Problem details:
Work out how many lines hold the string "series". The answer is a single number, nothing more.

Source data:
============================================================

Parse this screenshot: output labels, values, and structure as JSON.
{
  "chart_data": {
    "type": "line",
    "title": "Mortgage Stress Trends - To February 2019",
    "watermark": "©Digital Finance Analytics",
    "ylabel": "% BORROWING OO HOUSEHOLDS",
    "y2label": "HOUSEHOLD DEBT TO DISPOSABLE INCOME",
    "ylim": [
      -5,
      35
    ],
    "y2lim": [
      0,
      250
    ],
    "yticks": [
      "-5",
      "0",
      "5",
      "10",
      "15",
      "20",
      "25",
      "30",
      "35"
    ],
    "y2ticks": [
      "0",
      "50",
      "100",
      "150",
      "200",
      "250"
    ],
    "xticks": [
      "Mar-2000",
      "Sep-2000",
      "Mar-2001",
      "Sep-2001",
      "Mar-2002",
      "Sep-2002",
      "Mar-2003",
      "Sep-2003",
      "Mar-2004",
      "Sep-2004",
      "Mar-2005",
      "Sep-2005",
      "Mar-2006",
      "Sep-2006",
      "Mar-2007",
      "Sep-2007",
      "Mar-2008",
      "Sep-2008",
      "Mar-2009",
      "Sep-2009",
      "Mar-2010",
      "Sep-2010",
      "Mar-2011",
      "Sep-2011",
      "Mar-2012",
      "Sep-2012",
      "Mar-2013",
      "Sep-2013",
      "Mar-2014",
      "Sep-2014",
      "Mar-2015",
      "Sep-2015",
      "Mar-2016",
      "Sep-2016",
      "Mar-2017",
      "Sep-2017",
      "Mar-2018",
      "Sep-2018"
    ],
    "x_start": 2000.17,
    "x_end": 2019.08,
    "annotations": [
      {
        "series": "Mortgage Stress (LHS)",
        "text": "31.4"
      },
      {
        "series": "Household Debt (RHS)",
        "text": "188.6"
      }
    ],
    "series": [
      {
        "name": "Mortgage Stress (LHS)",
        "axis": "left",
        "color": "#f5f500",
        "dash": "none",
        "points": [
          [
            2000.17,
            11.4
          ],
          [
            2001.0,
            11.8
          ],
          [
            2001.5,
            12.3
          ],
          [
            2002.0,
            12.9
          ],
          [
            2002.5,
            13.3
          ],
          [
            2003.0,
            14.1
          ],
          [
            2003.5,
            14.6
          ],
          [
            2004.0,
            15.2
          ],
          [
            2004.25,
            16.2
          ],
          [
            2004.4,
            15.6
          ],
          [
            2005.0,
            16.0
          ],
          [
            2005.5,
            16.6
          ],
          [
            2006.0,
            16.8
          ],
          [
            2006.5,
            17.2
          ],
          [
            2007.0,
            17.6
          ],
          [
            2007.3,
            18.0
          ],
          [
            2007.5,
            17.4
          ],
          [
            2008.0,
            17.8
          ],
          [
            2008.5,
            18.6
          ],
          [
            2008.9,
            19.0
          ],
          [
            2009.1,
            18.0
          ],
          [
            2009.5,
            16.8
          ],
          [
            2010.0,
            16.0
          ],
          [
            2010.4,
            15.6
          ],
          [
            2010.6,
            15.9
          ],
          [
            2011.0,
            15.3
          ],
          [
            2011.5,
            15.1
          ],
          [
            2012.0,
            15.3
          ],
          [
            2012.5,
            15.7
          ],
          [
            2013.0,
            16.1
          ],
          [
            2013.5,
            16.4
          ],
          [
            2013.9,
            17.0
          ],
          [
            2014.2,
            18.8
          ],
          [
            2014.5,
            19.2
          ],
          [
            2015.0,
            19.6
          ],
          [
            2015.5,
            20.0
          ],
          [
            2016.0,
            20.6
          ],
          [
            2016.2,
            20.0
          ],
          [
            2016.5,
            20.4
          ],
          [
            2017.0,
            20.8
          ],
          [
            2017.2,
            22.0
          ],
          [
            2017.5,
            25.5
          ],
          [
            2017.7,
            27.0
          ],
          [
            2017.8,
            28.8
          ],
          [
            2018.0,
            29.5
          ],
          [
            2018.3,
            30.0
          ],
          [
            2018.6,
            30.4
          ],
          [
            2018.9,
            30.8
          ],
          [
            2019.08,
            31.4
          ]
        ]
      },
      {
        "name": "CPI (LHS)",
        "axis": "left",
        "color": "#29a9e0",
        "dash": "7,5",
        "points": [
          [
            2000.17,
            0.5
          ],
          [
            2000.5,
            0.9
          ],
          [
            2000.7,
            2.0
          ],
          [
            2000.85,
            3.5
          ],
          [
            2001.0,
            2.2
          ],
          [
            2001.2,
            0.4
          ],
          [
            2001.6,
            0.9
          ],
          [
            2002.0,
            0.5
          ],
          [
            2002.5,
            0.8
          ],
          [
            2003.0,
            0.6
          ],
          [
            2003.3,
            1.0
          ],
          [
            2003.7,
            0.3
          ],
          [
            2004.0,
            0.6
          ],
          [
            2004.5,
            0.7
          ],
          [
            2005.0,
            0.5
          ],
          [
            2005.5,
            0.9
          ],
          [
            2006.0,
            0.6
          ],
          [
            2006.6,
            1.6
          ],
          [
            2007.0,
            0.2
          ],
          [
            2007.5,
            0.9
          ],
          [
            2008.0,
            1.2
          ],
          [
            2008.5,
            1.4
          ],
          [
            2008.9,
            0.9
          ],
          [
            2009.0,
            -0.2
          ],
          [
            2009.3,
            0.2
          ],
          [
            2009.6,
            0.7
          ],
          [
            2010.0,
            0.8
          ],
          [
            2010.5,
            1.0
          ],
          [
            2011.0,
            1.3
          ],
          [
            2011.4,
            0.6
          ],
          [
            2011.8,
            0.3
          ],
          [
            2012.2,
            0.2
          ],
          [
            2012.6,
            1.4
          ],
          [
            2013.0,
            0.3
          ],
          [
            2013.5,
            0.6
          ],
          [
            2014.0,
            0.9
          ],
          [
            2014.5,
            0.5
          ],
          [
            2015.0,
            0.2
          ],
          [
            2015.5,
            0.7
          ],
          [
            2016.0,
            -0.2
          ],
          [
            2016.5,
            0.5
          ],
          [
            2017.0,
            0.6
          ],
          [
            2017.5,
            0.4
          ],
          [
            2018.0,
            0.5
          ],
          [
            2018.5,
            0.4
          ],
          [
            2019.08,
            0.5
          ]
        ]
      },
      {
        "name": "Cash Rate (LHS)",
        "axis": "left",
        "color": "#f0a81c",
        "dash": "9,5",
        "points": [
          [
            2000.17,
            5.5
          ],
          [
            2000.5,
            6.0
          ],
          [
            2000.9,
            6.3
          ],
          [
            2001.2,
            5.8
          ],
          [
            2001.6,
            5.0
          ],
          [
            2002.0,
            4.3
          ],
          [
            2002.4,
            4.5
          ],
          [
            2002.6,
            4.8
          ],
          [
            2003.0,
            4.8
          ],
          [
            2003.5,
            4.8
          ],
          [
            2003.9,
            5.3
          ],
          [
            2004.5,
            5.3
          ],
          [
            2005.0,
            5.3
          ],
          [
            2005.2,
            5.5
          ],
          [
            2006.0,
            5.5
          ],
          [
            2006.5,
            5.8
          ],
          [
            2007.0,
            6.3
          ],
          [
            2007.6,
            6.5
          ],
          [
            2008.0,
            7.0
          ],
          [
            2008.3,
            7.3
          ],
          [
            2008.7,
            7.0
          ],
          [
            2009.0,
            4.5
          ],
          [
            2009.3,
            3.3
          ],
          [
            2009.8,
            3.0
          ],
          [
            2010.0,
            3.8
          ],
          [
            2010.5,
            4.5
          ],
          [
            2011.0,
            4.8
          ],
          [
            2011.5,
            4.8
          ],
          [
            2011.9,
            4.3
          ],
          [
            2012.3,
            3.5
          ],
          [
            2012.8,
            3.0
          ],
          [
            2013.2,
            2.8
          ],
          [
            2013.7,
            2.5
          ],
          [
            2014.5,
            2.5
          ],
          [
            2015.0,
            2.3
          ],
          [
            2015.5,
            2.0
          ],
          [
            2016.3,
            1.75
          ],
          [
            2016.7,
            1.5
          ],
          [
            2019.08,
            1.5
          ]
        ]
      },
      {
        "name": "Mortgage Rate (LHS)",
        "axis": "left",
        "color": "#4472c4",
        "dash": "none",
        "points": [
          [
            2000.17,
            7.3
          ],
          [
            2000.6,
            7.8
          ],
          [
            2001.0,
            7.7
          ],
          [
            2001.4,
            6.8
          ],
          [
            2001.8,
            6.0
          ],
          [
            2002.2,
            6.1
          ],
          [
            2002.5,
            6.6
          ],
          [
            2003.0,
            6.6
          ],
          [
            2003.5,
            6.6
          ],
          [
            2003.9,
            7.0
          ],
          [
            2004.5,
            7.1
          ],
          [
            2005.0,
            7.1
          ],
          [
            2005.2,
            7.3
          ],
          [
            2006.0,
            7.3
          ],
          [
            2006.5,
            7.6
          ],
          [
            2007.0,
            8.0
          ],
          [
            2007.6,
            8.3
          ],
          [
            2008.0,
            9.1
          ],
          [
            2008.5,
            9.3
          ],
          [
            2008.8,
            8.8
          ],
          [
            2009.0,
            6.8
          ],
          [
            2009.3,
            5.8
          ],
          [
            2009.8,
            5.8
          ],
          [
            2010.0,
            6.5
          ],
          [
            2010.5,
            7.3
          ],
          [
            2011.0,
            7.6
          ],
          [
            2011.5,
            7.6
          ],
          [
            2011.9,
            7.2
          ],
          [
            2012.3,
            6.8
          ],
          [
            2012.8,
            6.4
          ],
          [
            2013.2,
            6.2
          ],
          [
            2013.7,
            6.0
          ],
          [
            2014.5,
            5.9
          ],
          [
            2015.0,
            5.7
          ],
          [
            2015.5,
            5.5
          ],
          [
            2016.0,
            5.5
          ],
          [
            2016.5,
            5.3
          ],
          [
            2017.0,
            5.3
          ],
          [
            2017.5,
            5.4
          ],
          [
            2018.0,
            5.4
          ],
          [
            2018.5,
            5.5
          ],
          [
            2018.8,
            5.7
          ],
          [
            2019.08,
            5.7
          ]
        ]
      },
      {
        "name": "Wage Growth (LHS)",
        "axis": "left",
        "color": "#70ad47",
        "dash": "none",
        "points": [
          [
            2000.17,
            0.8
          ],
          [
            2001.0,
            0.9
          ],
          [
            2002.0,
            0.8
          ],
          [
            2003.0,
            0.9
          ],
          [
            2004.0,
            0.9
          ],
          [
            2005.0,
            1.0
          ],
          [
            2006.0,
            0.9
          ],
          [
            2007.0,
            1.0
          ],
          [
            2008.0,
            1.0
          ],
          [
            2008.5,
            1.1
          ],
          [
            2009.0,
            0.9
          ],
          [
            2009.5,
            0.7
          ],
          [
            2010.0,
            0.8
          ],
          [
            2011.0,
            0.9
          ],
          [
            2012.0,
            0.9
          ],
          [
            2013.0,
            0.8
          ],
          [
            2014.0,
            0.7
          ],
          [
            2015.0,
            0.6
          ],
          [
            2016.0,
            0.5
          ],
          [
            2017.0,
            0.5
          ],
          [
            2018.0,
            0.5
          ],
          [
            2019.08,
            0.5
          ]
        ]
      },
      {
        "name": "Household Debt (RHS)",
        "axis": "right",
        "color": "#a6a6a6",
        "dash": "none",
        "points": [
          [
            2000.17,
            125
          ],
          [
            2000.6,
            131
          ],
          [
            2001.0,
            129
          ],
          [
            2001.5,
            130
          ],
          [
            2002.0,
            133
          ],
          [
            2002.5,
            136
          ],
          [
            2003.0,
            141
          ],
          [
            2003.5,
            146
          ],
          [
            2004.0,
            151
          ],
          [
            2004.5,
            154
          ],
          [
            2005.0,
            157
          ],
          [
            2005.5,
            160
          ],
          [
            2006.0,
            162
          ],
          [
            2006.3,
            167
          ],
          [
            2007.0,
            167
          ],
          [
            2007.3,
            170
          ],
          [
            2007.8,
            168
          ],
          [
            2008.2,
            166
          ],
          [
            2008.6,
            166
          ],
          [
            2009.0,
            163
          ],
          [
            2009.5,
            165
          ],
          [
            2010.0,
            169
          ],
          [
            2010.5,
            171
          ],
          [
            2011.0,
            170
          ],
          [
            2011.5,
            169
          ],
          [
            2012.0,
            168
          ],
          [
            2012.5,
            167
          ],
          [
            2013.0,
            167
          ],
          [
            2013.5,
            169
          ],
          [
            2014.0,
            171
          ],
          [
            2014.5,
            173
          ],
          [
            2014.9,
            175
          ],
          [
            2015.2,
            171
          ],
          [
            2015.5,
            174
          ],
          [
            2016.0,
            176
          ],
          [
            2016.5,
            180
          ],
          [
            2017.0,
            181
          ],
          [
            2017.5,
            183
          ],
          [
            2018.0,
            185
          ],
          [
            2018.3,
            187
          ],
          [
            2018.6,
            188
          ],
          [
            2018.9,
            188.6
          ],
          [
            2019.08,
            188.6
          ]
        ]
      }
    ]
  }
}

============================================================

Worked answer:
3